• **PROBLEM**
The listing must be reproduced in full, exactly as it stands.

[Stored entries]
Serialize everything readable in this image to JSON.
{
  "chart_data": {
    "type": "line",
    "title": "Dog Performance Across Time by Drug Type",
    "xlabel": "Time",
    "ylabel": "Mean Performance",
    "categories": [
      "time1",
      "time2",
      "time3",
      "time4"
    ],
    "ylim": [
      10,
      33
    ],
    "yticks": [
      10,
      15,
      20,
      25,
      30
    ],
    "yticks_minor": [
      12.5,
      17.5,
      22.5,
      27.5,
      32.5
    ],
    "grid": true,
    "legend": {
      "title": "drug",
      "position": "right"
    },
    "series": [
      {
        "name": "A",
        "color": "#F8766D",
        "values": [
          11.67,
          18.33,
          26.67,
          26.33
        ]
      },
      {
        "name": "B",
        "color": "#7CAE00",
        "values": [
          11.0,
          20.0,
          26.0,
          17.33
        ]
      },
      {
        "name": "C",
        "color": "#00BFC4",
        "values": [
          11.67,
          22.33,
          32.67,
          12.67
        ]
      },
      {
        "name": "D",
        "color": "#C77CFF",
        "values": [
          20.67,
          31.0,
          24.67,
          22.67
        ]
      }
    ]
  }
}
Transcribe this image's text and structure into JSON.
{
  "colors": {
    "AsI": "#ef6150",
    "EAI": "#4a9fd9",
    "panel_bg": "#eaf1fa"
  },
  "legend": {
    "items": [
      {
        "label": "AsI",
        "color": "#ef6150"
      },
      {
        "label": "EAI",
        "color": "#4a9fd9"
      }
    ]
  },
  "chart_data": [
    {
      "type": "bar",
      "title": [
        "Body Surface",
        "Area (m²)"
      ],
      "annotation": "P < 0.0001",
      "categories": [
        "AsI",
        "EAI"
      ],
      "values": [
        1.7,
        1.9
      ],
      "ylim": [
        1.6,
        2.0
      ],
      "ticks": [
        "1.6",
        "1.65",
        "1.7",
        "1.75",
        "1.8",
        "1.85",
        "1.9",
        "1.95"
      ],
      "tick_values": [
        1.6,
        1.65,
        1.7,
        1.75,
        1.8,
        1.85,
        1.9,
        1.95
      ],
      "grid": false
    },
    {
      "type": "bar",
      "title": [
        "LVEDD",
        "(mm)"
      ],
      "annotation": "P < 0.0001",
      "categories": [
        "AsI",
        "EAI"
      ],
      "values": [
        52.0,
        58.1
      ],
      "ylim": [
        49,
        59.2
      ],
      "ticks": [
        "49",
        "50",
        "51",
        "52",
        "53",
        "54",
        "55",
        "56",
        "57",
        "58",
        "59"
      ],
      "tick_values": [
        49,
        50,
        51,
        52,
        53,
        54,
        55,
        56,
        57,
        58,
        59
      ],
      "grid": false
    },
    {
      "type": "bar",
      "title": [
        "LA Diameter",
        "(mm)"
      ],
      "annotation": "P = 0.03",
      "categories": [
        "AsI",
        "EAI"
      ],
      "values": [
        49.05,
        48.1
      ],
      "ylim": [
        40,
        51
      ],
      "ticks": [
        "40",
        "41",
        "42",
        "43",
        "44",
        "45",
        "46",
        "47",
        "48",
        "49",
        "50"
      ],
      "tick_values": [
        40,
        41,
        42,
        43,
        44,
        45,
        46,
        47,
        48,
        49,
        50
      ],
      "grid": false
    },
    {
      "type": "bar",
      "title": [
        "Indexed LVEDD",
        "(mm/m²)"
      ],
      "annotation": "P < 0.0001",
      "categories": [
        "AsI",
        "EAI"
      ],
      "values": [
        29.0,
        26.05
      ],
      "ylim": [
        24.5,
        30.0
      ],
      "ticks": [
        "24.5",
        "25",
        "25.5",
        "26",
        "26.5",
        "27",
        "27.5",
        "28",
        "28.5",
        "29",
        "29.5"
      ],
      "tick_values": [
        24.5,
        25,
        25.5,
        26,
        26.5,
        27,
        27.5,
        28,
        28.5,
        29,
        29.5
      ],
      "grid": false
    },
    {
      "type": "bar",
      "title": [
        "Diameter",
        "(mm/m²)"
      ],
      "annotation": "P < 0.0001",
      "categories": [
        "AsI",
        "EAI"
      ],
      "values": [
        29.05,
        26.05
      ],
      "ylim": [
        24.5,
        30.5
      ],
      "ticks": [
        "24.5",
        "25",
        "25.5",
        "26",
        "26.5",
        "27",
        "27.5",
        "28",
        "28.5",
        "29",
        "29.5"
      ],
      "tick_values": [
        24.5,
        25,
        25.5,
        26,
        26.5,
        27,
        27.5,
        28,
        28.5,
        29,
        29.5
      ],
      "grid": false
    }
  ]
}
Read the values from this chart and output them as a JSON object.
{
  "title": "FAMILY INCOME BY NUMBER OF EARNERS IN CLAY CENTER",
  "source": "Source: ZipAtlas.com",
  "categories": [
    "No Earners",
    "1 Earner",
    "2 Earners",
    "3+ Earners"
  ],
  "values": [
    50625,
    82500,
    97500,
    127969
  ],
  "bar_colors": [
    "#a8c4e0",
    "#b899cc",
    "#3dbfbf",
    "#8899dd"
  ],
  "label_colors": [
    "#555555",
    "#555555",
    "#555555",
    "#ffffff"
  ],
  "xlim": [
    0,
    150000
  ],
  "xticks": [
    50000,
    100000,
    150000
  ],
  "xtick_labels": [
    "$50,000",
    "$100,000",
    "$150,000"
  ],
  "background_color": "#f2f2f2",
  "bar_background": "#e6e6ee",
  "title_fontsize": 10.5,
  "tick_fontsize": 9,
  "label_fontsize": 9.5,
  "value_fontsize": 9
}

• **RESULT OF THIS EXERCISE**
Serialize everything readable in this image to JSON.
{
  "chart_data": {
    "type": "line",
    "title": "Dog Performance Across Time by Drug Type",
    "xlabel": "Time",
    "ylabel": "Mean Performance",
    "categories": [
      "time1",
      "time2",
      "time3",
      "time4"
    ],
    "ylim": [
      10,
      33
    ],
    "yticks": [
      10,
      15,
      20,
      25,
      30
    ],
    "yticks_minor": [
      12.5,
      17.5,
      22.5,
      27.5,
      32.5
    ],
    "grid": true,
    "legend": {
      "title": "drug",
      "position": "right"
    },
    "series": [
      {
        "name": "A",
        "color": "#F8766D",
        "values": [
          11.67,
          18.33,
          26.67,
          26.33
        ]
      },
      {
        "name": "B",
        "color": "#7CAE00",
        "values": [
          11.0,
          20.0,
          26.0,
          17.33
        ]
      },
      {
        "name": "C",
        "color": "#00BFC4",
        "values": [
          11.67,
          22.33,
          32.67,
          12.67
        ]
      },
      {
        "name": "D",
        "color": "#C77CFF",
        "values": [
          20.67,
          31.0,
          24.67,
          22.67
        ]
      }
    ]
  }
}
Transcribe this image's text and structure into JSON.
{
  "colors": {
    "AsI": "#ef6150",
    "EAI": "#4a9fd9",
    "panel_bg": "#eaf1fa"
  },
  "legend": {
    "items": [
      {
        "label": "AsI",
        "color": "#ef6150"
      },
      {
        "label": "EAI",
        "color": "#4a9fd9"
      }
    ]
  },
  "chart_data": [
    {
      "type": "bar",
      "title": [
        "Body Surface",
        "Area (m²)"
      ],
      "annotation": "P < 0.0001",
      "categories": [
        "AsI",
        "EAI"
      ],
      "values": [
        1.7,
        1.9
      ],
      "ylim": [
        1.6,
        2.0
      ],
      "ticks": [
        "1.6",
        "1.65",
        "1.7",
        "1.75",
        "1.8",
        "1.85",
        "1.9",
        "1.95"
      ],
      "tick_values": [
        1.6,
        1.65,
        1.7,
        1.75,
        1.8,
        1.85,
        1.9,
        1.95
      ],
      "grid": false
    },
    {
      "type": "bar",
      "title": [
        "LVEDD",
        "(mm)"
      ],
      "annotation": "P < 0.0001",
      "categories": [
        "AsI",
        "EAI"
      ],
      "values": [
        52.0,
        58.1
      ],
      "ylim": [
        49,
        59.2
      ],
      "ticks": [
        "49",
        "50",
        "51",
        "52",
        "53",
        "54",
        "55",
        "56",
        "57",
        "58",
        "59"
      ],
      "tick_values": [
        49,
        50,
        51,
        52,
        53,
        54,
        55,
        56,
        57,
        58,
        59
      ],
      "grid": false
    },
    {
      "type": "bar",
      "title": [
        "LA Diameter",
        "(mm)"
      ],
      "annotation": "P = 0.03",
      "categories": [
        "AsI",
        "EAI"
      ],
      "values": [
        49.05,
        48.1
      ],
      "ylim": [
        40,
        51
      ],
      "ticks": [
        "40",
        "41",
        "42",
        "43",
        "44",
        "45",
        "46",
        "47",
        "48",
        "49",
        "50"
      ],
      "tick_values": [
        40,
        41,
        42,
        43,
        44,
        45,
        46,
        47,
        48,
        49,
        50
      ],
      "grid": false
    },
    {
      "type": "bar",
      "title": [
        "Indexed LVEDD",
        "(mm/m²)"
      ],
      "annotation": "P < 0.0001",
      "categories": [
        "AsI",
        "EAI"
      ],
      "values": [
        29.0,
        26.05
      ],
      "ylim": [
        24.5,
        30.0
      ],
      "ticks": [
        "24.5",
        "25",
        "25.5",
        "26",
        "26.5",
        "27",
        "27.5",
        "28",
        "28.5",
        "29",
        "29.5"
      ],
      "tick_values": [
        24.5,
        25,
        25.5,
        26,
        26.5,
        27,
        27.5,
        28,
        28.5,
        29,
        29.5
      ],
      "grid": false
    },
    {
      "type": "bar",
      "title": [
        "Diameter",
        "(mm/m²)"
      ],
      "annotation": "P < 0.0001",
      "categories": [
        "AsI",
        "EAI"
      ],
      "values": [
        29.05,
        26.05
      ],
      "ylim": [
        24.5,
        30.5
      ],
      "ticks": [
        "24.5",
        "25",
        "25.5",
        "26",
        "26.5",
        "27",
        "27.5",
        "28",
        "28.5",
        "29",
        "29.5"
      ],
      "tick_values": [
        24.5,
        25,
        25.5,
        26,
        26.5,
        27,
        27.5,
        28,
        28.5,
        29,
        29.5
      ],
      "grid": false
    }
  ]
}
Read the values from this chart and output them as a JSON object.
{
  "title": "FAMILY INCOME BY NUMBER OF EARNERS IN CLAY CENTER",
  "source": "Source: ZipAtlas.com",
  "categories": [
    "No Earners",
    "1 Earner",
    "2 Earners",
    "3+ Earners"
  ],
  "values": [
    50625,
    82500,
    97500,
    127969
  ],
  "bar_colors": [
    "#a8c4e0",
    "#b899cc",
    "#3dbfbf",
    "#8899dd"
  ],
  "label_colors": [
    "#555555",
    "#555555",
    "#555555",
    "#ffffff"
  ],
  "xlim": [
    0,
    150000
  ],
  "xticks": [
    50000,
    100000,
    150000
  ],
  "xtick_labels": [
    "$50,000",
    "$100,000",
    "$150,000"
  ],
  "background_color": "#f2f2f2",
  "bar_background": "#e6e6ee",
  "title_fontsize": 10.5,
  "tick_fontsize": 9,
  "label_fontsize": 9.5,
  "value_fontsize": 9
}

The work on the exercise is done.